> WHAT YOU ARE ASKED TO DO: Reproduce each line that includes the word "ylabel".

(Data extracted from a collection)

"""

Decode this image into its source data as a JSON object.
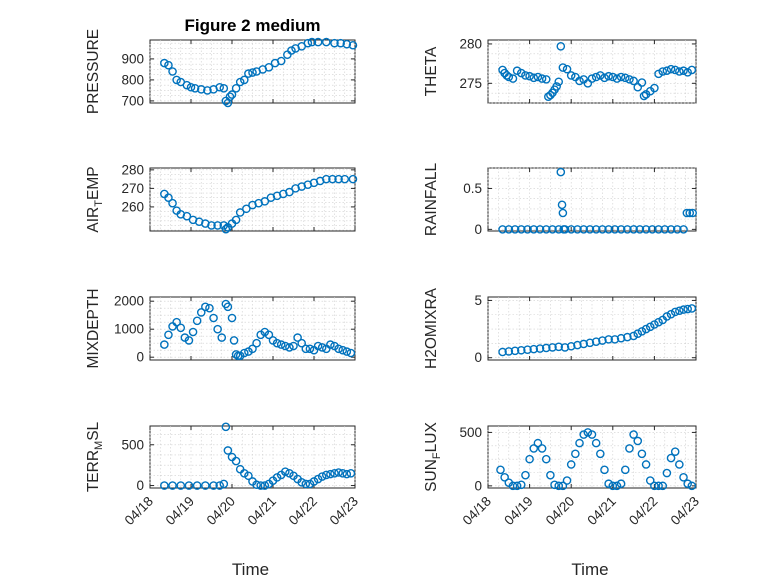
{
  "chart_data": [
    {
      "type": "scatter",
      "title": "Figure 2 medium",
      "ylabel": "PRESSURE",
      "ylim": [
        690,
        990
      ],
      "yticks": [
        700,
        800,
        900
      ],
      "xlim": [
        0,
        5
      ],
      "xticks": [
        "04/18",
        "04/19",
        "04/20",
        "04/21",
        "04/22",
        "04/23"
      ],
      "show_xticklabels": false,
      "xlabel": "",
      "series": [
        {
          "x": [
            0.35,
            0.45,
            0.55,
            0.65,
            0.75,
            0.9,
            1.0,
            1.1,
            1.25,
            1.4,
            1.55,
            1.7,
            1.8,
            1.85,
            1.9,
            1.95,
            2.0,
            2.1,
            2.2,
            2.3,
            2.4,
            2.5,
            2.6,
            2.75,
            2.9,
            3.05,
            3.2,
            3.35,
            3.45,
            3.55,
            3.7,
            3.85,
            3.95,
            4.1,
            4.3,
            4.5,
            4.65,
            4.8,
            4.95
          ],
          "y": [
            880,
            870,
            840,
            800,
            790,
            775,
            765,
            760,
            755,
            750,
            755,
            765,
            760,
            700,
            690,
            720,
            730,
            760,
            790,
            800,
            830,
            835,
            840,
            850,
            860,
            880,
            890,
            920,
            940,
            950,
            960,
            975,
            980,
            980,
            980,
            975,
            975,
            970,
            965
          ]
        }
      ]
    },
    {
      "type": "scatter",
      "title": "",
      "ylabel": "THETA",
      "ylim": [
        272.5,
        280.5
      ],
      "yticks": [
        275,
        280
      ],
      "xlim": [
        0,
        5
      ],
      "xticks": [
        "04/18",
        "04/19",
        "04/20",
        "04/21",
        "04/22",
        "04/23"
      ],
      "show_xticklabels": false,
      "xlabel": "",
      "series": [
        {
          "x": [
            0.35,
            0.4,
            0.45,
            0.5,
            0.6,
            0.7,
            0.8,
            0.9,
            1.0,
            1.1,
            1.2,
            1.3,
            1.4,
            1.45,
            1.5,
            1.55,
            1.6,
            1.65,
            1.7,
            1.75,
            1.8,
            1.9,
            2.0,
            2.1,
            2.2,
            2.3,
            2.4,
            2.5,
            2.6,
            2.7,
            2.8,
            2.9,
            3.0,
            3.1,
            3.2,
            3.3,
            3.4,
            3.5,
            3.6,
            3.7,
            3.75,
            3.8,
            3.9,
            4.0,
            4.1,
            4.2,
            4.3,
            4.4,
            4.5,
            4.6,
            4.7,
            4.8,
            4.9
          ],
          "y": [
            276.7,
            276.3,
            276.0,
            275.8,
            275.6,
            276.6,
            276.3,
            276.0,
            275.9,
            275.7,
            275.8,
            275.6,
            275.5,
            273.3,
            273.5,
            273.8,
            274.2,
            274.6,
            275.2,
            279.7,
            277.0,
            276.8,
            276.0,
            275.8,
            275.3,
            275.5,
            275.0,
            275.6,
            275.8,
            276.0,
            275.7,
            275.9,
            275.8,
            275.6,
            275.8,
            275.7,
            275.5,
            275.3,
            274.5,
            275.1,
            273.4,
            273.6,
            274.0,
            274.4,
            276.2,
            276.5,
            276.6,
            276.8,
            276.7,
            276.5,
            276.6,
            276.4,
            276.7
          ]
        }
      ]
    },
    {
      "type": "scatter",
      "title": "",
      "ylabel": "AIR_TEMP",
      "ylim": [
        247,
        281
      ],
      "yticks": [
        260,
        270,
        280
      ],
      "xlim": [
        0,
        5
      ],
      "xticks": [
        "04/18",
        "04/19",
        "04/20",
        "04/21",
        "04/22",
        "04/23"
      ],
      "show_xticklabels": false,
      "xlabel": "",
      "series": [
        {
          "x": [
            0.35,
            0.45,
            0.55,
            0.65,
            0.75,
            0.9,
            1.05,
            1.2,
            1.35,
            1.5,
            1.65,
            1.8,
            1.85,
            1.9,
            2.0,
            2.1,
            2.2,
            2.35,
            2.5,
            2.65,
            2.8,
            2.95,
            3.1,
            3.25,
            3.4,
            3.55,
            3.7,
            3.85,
            4.0,
            4.15,
            4.3,
            4.45,
            4.6,
            4.75,
            4.95
          ],
          "y": [
            267,
            265,
            262,
            258,
            256,
            255,
            253,
            252,
            251,
            250,
            250,
            250,
            248,
            249,
            251,
            253,
            257,
            259,
            261,
            262,
            263,
            265,
            266,
            267,
            268,
            270,
            271,
            272,
            273,
            274,
            275,
            275,
            275,
            275,
            275
          ]
        }
      ]
    },
    {
      "type": "scatter",
      "title": "",
      "ylabel": "RAINFALL",
      "ylim": [
        -0.02,
        0.75
      ],
      "yticks": [
        0,
        0.5
      ],
      "ytick_labels": [
        "0",
        "0.5"
      ],
      "xlim": [
        0,
        5
      ],
      "xticks": [
        "04/18",
        "04/19",
        "04/20",
        "04/21",
        "04/22",
        "04/23"
      ],
      "show_xticklabels": false,
      "xlabel": "",
      "series": [
        {
          "x": [
            0.35,
            0.5,
            0.65,
            0.8,
            0.95,
            1.1,
            1.25,
            1.4,
            1.55,
            1.7,
            1.75,
            1.78,
            1.8,
            1.82,
            1.85,
            2.0,
            2.15,
            2.3,
            2.45,
            2.6,
            2.75,
            2.9,
            3.05,
            3.2,
            3.35,
            3.5,
            3.65,
            3.8,
            3.95,
            4.1,
            4.25,
            4.4,
            4.55,
            4.7,
            4.78,
            4.85,
            4.92
          ],
          "y": [
            0,
            0,
            0,
            0,
            0,
            0,
            0,
            0,
            0,
            0,
            0.7,
            0.3,
            0.2,
            0,
            0,
            0,
            0,
            0,
            0,
            0,
            0,
            0,
            0,
            0,
            0,
            0,
            0,
            0,
            0,
            0,
            0,
            0,
            0,
            0,
            0.2,
            0.2,
            0.2
          ]
        }
      ]
    },
    {
      "type": "scatter",
      "title": "",
      "ylabel": "MIXDEPTH",
      "ylim": [
        -100,
        2150
      ],
      "yticks": [
        0,
        1000,
        2000
      ],
      "xlim": [
        0,
        5
      ],
      "xticks": [
        "04/18",
        "04/19",
        "04/20",
        "04/21",
        "04/22",
        "04/23"
      ],
      "show_xticklabels": false,
      "xlabel": "",
      "series": [
        {
          "x": [
            0.35,
            0.45,
            0.55,
            0.65,
            0.75,
            0.85,
            0.95,
            1.05,
            1.15,
            1.25,
            1.35,
            1.45,
            1.55,
            1.65,
            1.75,
            1.85,
            1.9,
            2.0,
            2.05,
            2.1,
            2.15,
            2.2,
            2.3,
            2.4,
            2.5,
            2.6,
            2.7,
            2.8,
            2.9,
            3.0,
            3.1,
            3.2,
            3.3,
            3.4,
            3.5,
            3.6,
            3.7,
            3.8,
            3.9,
            4.0,
            4.1,
            4.2,
            4.3,
            4.4,
            4.5,
            4.6,
            4.7,
            4.8,
            4.9
          ],
          "y": [
            450,
            800,
            1100,
            1250,
            1050,
            700,
            600,
            900,
            1300,
            1600,
            1800,
            1750,
            1400,
            1000,
            700,
            1900,
            1800,
            1400,
            600,
            100,
            50,
            50,
            150,
            200,
            300,
            500,
            800,
            900,
            800,
            600,
            500,
            450,
            400,
            350,
            400,
            700,
            500,
            300,
            300,
            250,
            400,
            350,
            300,
            450,
            400,
            300,
            250,
            200,
            150
          ]
        }
      ]
    },
    {
      "type": "scatter",
      "title": "",
      "ylabel": "H2OMIXRA",
      "ylim": [
        -0.2,
        5.3
      ],
      "yticks": [
        0,
        5
      ],
      "xlim": [
        0,
        5
      ],
      "xticks": [
        "04/18",
        "04/19",
        "04/20",
        "04/21",
        "04/22",
        "04/23"
      ],
      "show_xticklabels": false,
      "xlabel": "",
      "series": [
        {
          "x": [
            0.35,
            0.5,
            0.65,
            0.8,
            0.95,
            1.1,
            1.25,
            1.4,
            1.55,
            1.7,
            1.85,
            2.0,
            2.15,
            2.3,
            2.45,
            2.6,
            2.75,
            2.9,
            3.05,
            3.2,
            3.35,
            3.5,
            3.6,
            3.7,
            3.8,
            3.9,
            4.0,
            4.1,
            4.2,
            4.3,
            4.4,
            4.5,
            4.6,
            4.7,
            4.8,
            4.9
          ],
          "y": [
            0.5,
            0.55,
            0.6,
            0.65,
            0.7,
            0.75,
            0.8,
            0.85,
            0.9,
            0.95,
            0.9,
            1.0,
            1.1,
            1.2,
            1.3,
            1.4,
            1.5,
            1.6,
            1.6,
            1.7,
            1.8,
            1.9,
            2.1,
            2.3,
            2.5,
            2.7,
            2.9,
            3.1,
            3.3,
            3.6,
            3.8,
            4.0,
            4.1,
            4.2,
            4.25,
            4.3
          ]
        }
      ]
    },
    {
      "type": "scatter",
      "title": "",
      "ylabel": "TERR_MSL",
      "ylim": [
        -30,
        730
      ],
      "yticks": [
        0,
        500
      ],
      "xlim": [
        0,
        5
      ],
      "xticks": [
        "04/18",
        "04/19",
        "04/20",
        "04/21",
        "04/22",
        "04/23"
      ],
      "show_xticklabels": true,
      "xlabel": "Time",
      "series": [
        {
          "x": [
            0.35,
            0.55,
            0.75,
            0.95,
            1.15,
            1.35,
            1.55,
            1.7,
            1.8,
            1.85,
            1.9,
            2.0,
            2.1,
            2.2,
            2.3,
            2.4,
            2.5,
            2.6,
            2.7,
            2.8,
            2.9,
            3.0,
            3.1,
            3.2,
            3.3,
            3.4,
            3.5,
            3.6,
            3.7,
            3.8,
            3.9,
            4.0,
            4.1,
            4.2,
            4.3,
            4.4,
            4.5,
            4.6,
            4.7,
            4.8,
            4.9
          ],
          "y": [
            0,
            0,
            0,
            0,
            0,
            0,
            0,
            0,
            20,
            720,
            430,
            350,
            300,
            200,
            150,
            120,
            50,
            10,
            0,
            0,
            20,
            60,
            100,
            130,
            170,
            150,
            120,
            80,
            40,
            20,
            20,
            50,
            80,
            110,
            130,
            140,
            150,
            160,
            150,
            140,
            150
          ]
        }
      ]
    },
    {
      "type": "scatter",
      "title": "",
      "ylabel": "SUN_FLUX",
      "ylim": [
        -20,
        560
      ],
      "yticks": [
        0,
        500
      ],
      "xlim": [
        0,
        5
      ],
      "xticks": [
        "04/18",
        "04/19",
        "04/20",
        "04/21",
        "04/22",
        "04/23"
      ],
      "show_xticklabels": true,
      "xlabel": "Time",
      "series": [
        {
          "x": [
            0.3,
            0.4,
            0.5,
            0.6,
            0.7,
            0.8,
            0.9,
            1.0,
            1.1,
            1.2,
            1.3,
            1.4,
            1.5,
            1.6,
            1.7,
            1.8,
            1.9,
            2.0,
            2.1,
            2.2,
            2.3,
            2.4,
            2.5,
            2.6,
            2.7,
            2.8,
            2.9,
            3.0,
            3.1,
            3.2,
            3.3,
            3.4,
            3.5,
            3.6,
            3.7,
            3.8,
            3.9,
            4.0,
            4.1,
            4.2,
            4.3,
            4.4,
            4.5,
            4.6,
            4.7,
            4.8,
            4.9
          ],
          "y": [
            150,
            80,
            30,
            0,
            0,
            10,
            100,
            250,
            350,
            400,
            350,
            250,
            100,
            10,
            0,
            0,
            50,
            200,
            300,
            400,
            480,
            500,
            480,
            400,
            300,
            150,
            20,
            0,
            0,
            20,
            150,
            350,
            480,
            420,
            300,
            200,
            50,
            0,
            0,
            0,
            120,
            260,
            320,
            200,
            80,
            20,
            0
          ]
        }
      ]
    }
  ]
}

"""

> RESPONSE:
      "ylabel": "PRESSURE",
      "ylabel": "THETA",
      "ylabel": "AIR_TEMP",
      "ylabel": "RAINFALL",
      "ylabel": "MIXDEPTH",
      "ylabel": "H2OMIXRA",
      "ylabel": "TERR_MSL",
      "ylabel": "SUN_FLUX",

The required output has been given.